> [TASK REQUIREMENTS] Write out each line of the listing as it stands, without the images.

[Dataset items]
......

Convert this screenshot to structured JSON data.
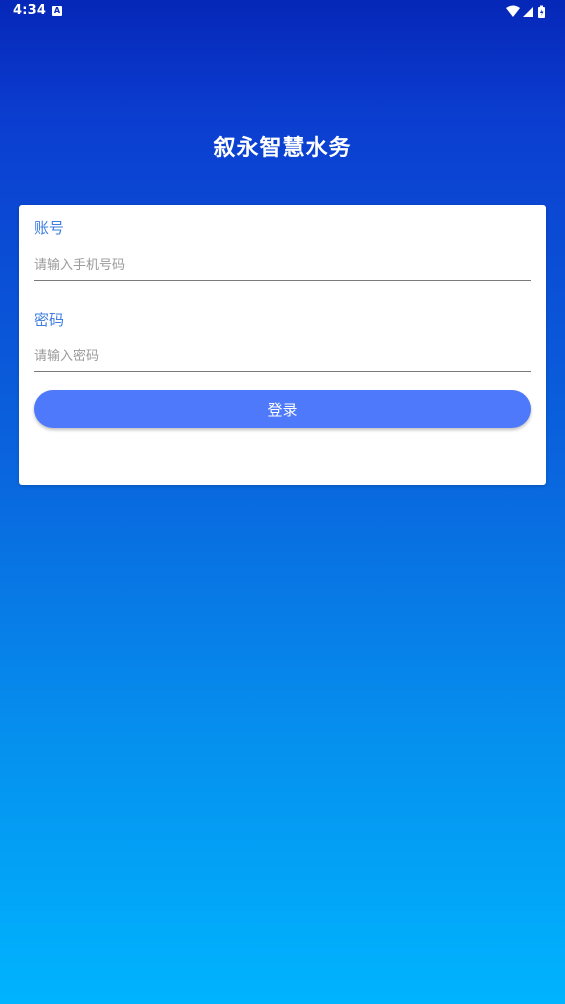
{
  "status_bar": {
    "time": "4:34",
    "notification_icon": "a-icon",
    "icons": [
      "wifi-icon",
      "signal-icon",
      "battery-icon"
    ]
  },
  "app": {
    "title": "叙永智慧水务"
  },
  "login_form": {
    "account_label": "账号",
    "account_placeholder": "请输入手机号码",
    "account_value": "",
    "password_label": "密码",
    "password_placeholder": "请输入密码",
    "password_value": "",
    "login_button_label": "登录"
  },
  "colors": {
    "gradient_top": "#0627b8",
    "gradient_bottom": "#00b4ff",
    "label_color": "#3f7ee0",
    "button_color": "#4d79fa"
  }
}
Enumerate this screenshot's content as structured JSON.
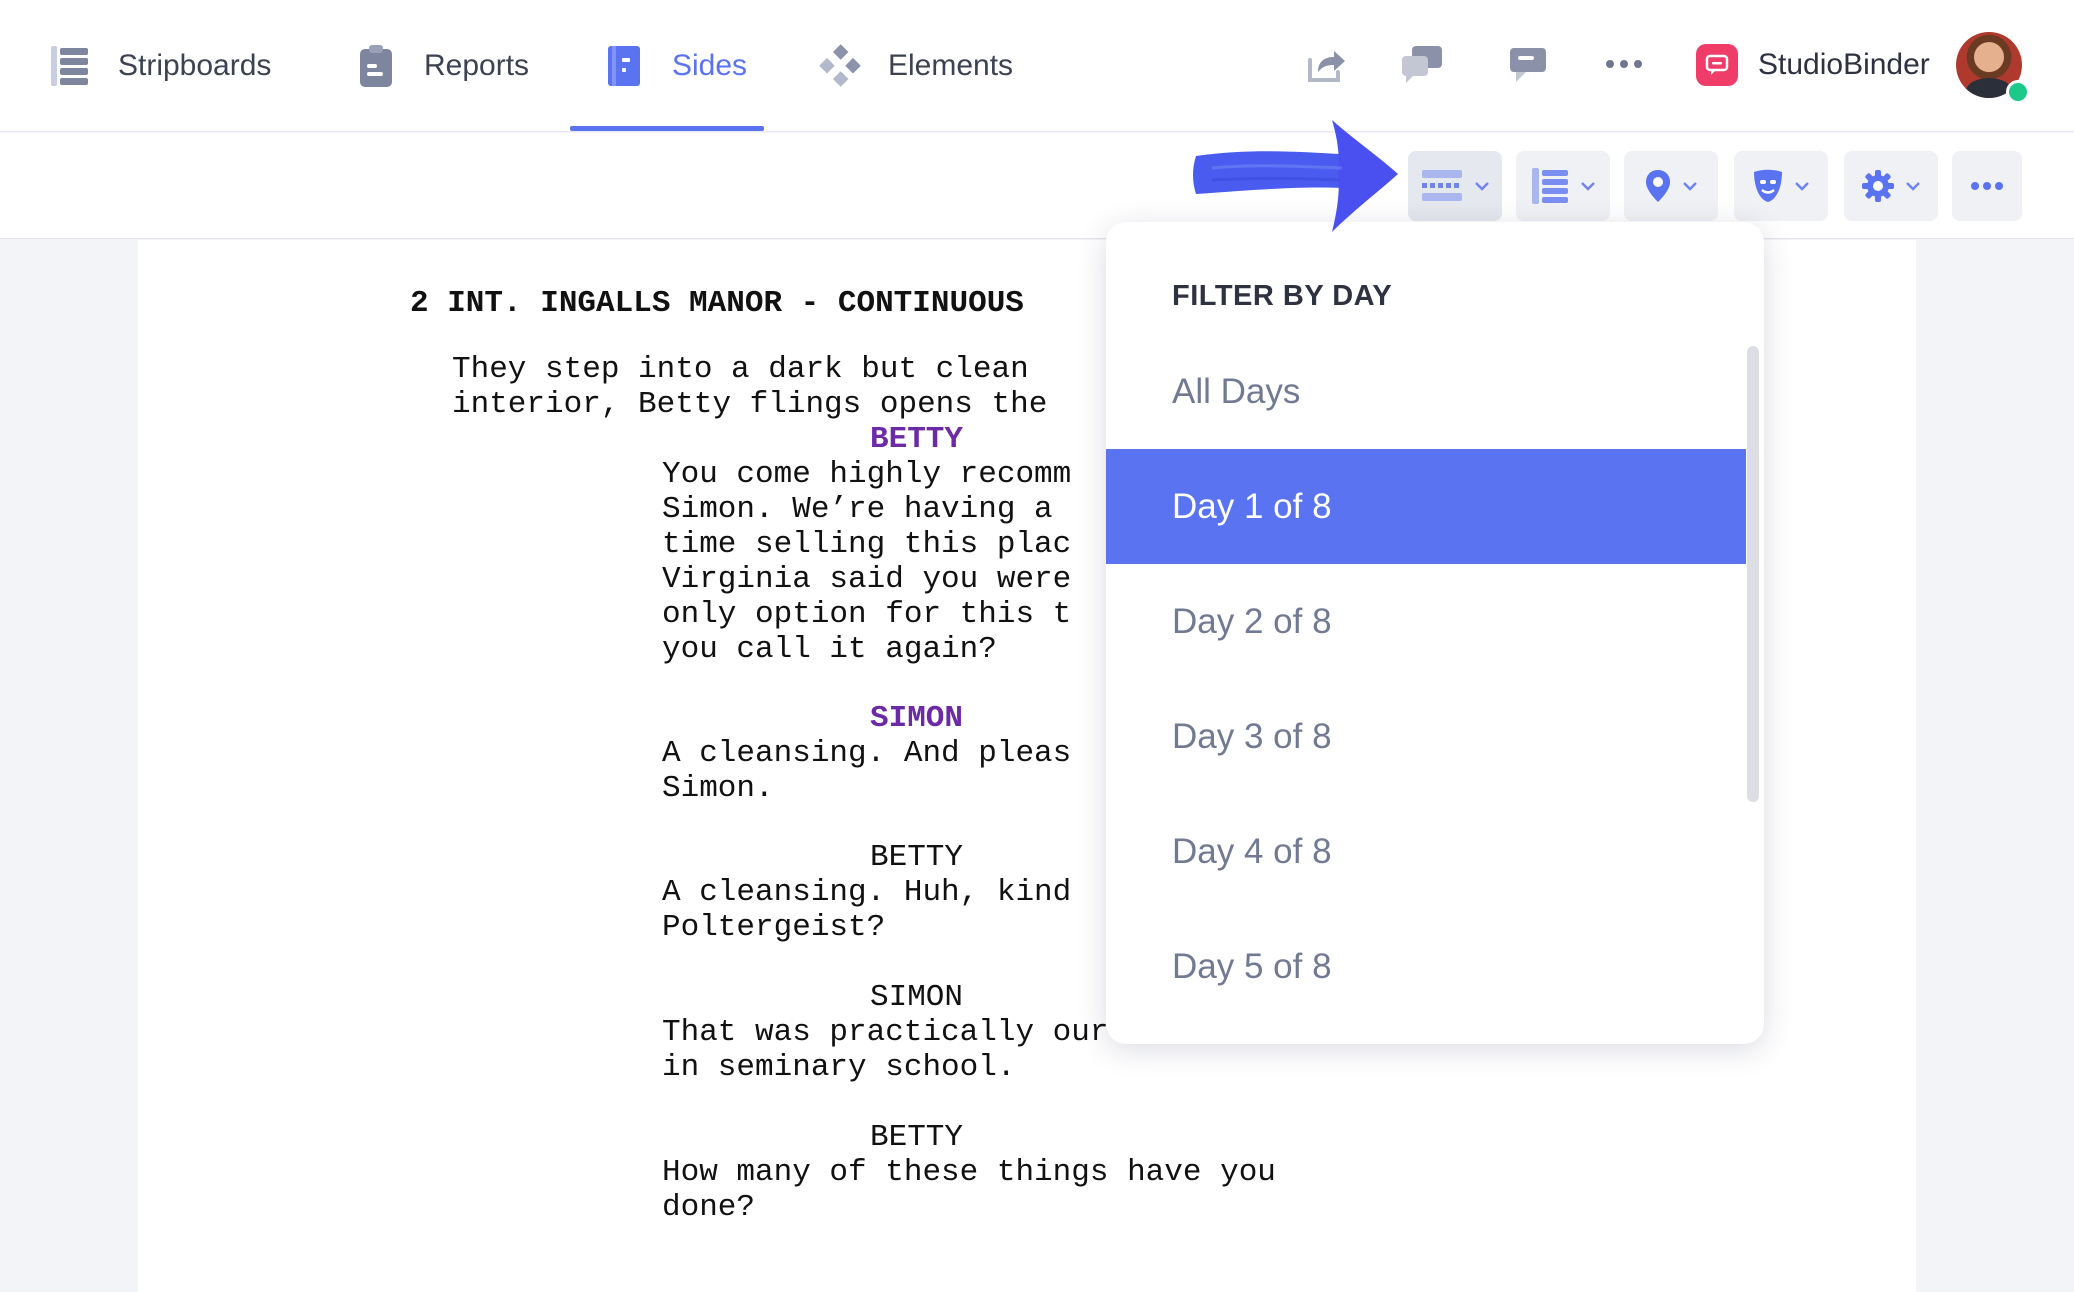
{
  "nav": {
    "items": [
      {
        "label": "Stripboards",
        "icon": "stripboard-icon"
      },
      {
        "label": "Reports",
        "icon": "clipboard-icon"
      },
      {
        "label": "Sides",
        "icon": "sides-document-icon",
        "active": true
      },
      {
        "label": "Elements",
        "icon": "elements-diamond-icon"
      }
    ],
    "actions": [
      "share-icon",
      "chat-icon",
      "comment-icon",
      "more-horizontal-icon"
    ],
    "brand": "StudioBinder"
  },
  "toolbar": {
    "buttons": [
      "filter-by-day-icon",
      "scenes-list-icon",
      "location-pin-icon",
      "character-mask-icon",
      "settings-gear-icon",
      "more-horizontal-icon"
    ]
  },
  "script": {
    "heading": "2 INT. INGALLS MANOR - CONTINUOUS",
    "action": [
      "They step into a dark but clean",
      "interior, Betty flings opens the"
    ],
    "blocks": [
      {
        "character": "BETTY",
        "lines": [
          "You come highly recomm",
          "Simon. We’re having a ",
          "time selling this plac",
          "Virginia said you were",
          "only option for this t",
          "you call it again?"
        ]
      },
      {
        "character": "SIMON",
        "lines": [
          "A cleansing. And pleas",
          "Simon."
        ]
      },
      {
        "character": "BETTY",
        "lines": [
          "A cleansing. Huh, kind",
          "Poltergeist?"
        ]
      },
      {
        "character": "SIMON",
        "lines": [
          "That was practically our textbook",
          "in seminary school."
        ]
      },
      {
        "character": "BETTY",
        "lines": [
          "How many of these things have you",
          "done?"
        ]
      }
    ]
  },
  "dropdown": {
    "title": "FILTER BY DAY",
    "items": [
      "All Days",
      "Day 1 of 8",
      "Day 2 of 8",
      "Day 3 of 8",
      "Day 4 of 8",
      "Day 5 of 8"
    ],
    "selected": "Day 1 of 8"
  },
  "colors": {
    "accent": "#5a73f0",
    "character_highlight": "#6d2aa6",
    "brand": "#ef3c69",
    "arrow": "#4a5cf0"
  }
}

......

> [THE OUTPUT]
Convert this screenshot to structured JSON data.
{
  "status_bar": {
    "time": "4:34",
    "notification_icon": "a-icon",
    "icons": [
      "wifi-icon",
      "signal-icon",
      "battery-icon"
    ]
  },
  "app": {
    "title": "叙永智慧水务"
  },
  "login_form": {
    "account_label": "账号",
    "account_placeholder": "请输入手机号码",
    "account_value": "",
    "password_label": "密码",
    "password_placeholder": "请输入密码",
    "password_value": "",
    "login_button_label": "登录"
  },
  "colors": {
    "gradient_top": "#0627b8",
    "gradient_bottom": "#00b4ff",
    "label_color": "#3f7ee0",
    "button_color": "#4d79fa"
  }
}
Enumerate this screenshot's content as structured JSON.
{
  "nav": {
    "items": [
      {
        "label": "Stripboards",
        "icon": "stripboard-icon"
      },
      {
        "label": "Reports",
        "icon": "clipboard-icon"
      },
      {
        "label": "Sides",
        "icon": "sides-document-icon",
        "active": true
      },
      {
        "label": "Elements",
        "icon": "elements-diamond-icon"
      }
    ],
    "actions": [
      "share-icon",
      "chat-icon",
      "comment-icon",
      "more-horizontal-icon"
    ],
    "brand": "StudioBinder"
  },
  "toolbar": {
    "buttons": [
      "filter-by-day-icon",
      "scenes-list-icon",
      "location-pin-icon",
      "character-mask-icon",
      "settings-gear-icon",
      "more-horizontal-icon"
    ]
  },
  "script": {
    "heading": "2 INT. INGALLS MANOR - CONTINUOUS",
    "action": [
      "They step into a dark but clean",
      "interior, Betty flings opens the"
    ],
    "blocks": [
      {
        "character": "BETTY",
        "lines": [
          "You come highly recomm",
          "Simon. We’re having a ",
          "time selling this plac",
          "Virginia said you were",
          "only option for this t",
          "you call it again?"
        ]
      },
      {
        "character": "SIMON",
        "lines": [
          "A cleansing. And pleas",
          "Simon."
        ]
      },
      {
        "character": "BETTY",
        "lines": [
          "A cleansing. Huh, kind",
          "Poltergeist?"
        ]
      },
      {
        "character": "SIMON",
        "lines": [
          "That was practically our textbook",
          "in seminary school."
        ]
      },
      {
        "character": "BETTY",
        "lines": [
          "How many of these things have you",
          "done?"
        ]
      }
    ]
  },
  "dropdown": {
    "title": "FILTER BY DAY",
    "items": [
      "All Days",
      "Day 1 of 8",
      "Day 2 of 8",
      "Day 3 of 8",
      "Day 4 of 8",
      "Day 5 of 8"
    ],
    "selected": "Day 1 of 8"
  },
  "colors": {
    "accent": "#5a73f0",
    "character_highlight": "#6d2aa6",
    "brand": "#ef3c69",
    "arrow": "#4a5cf0"
  }
}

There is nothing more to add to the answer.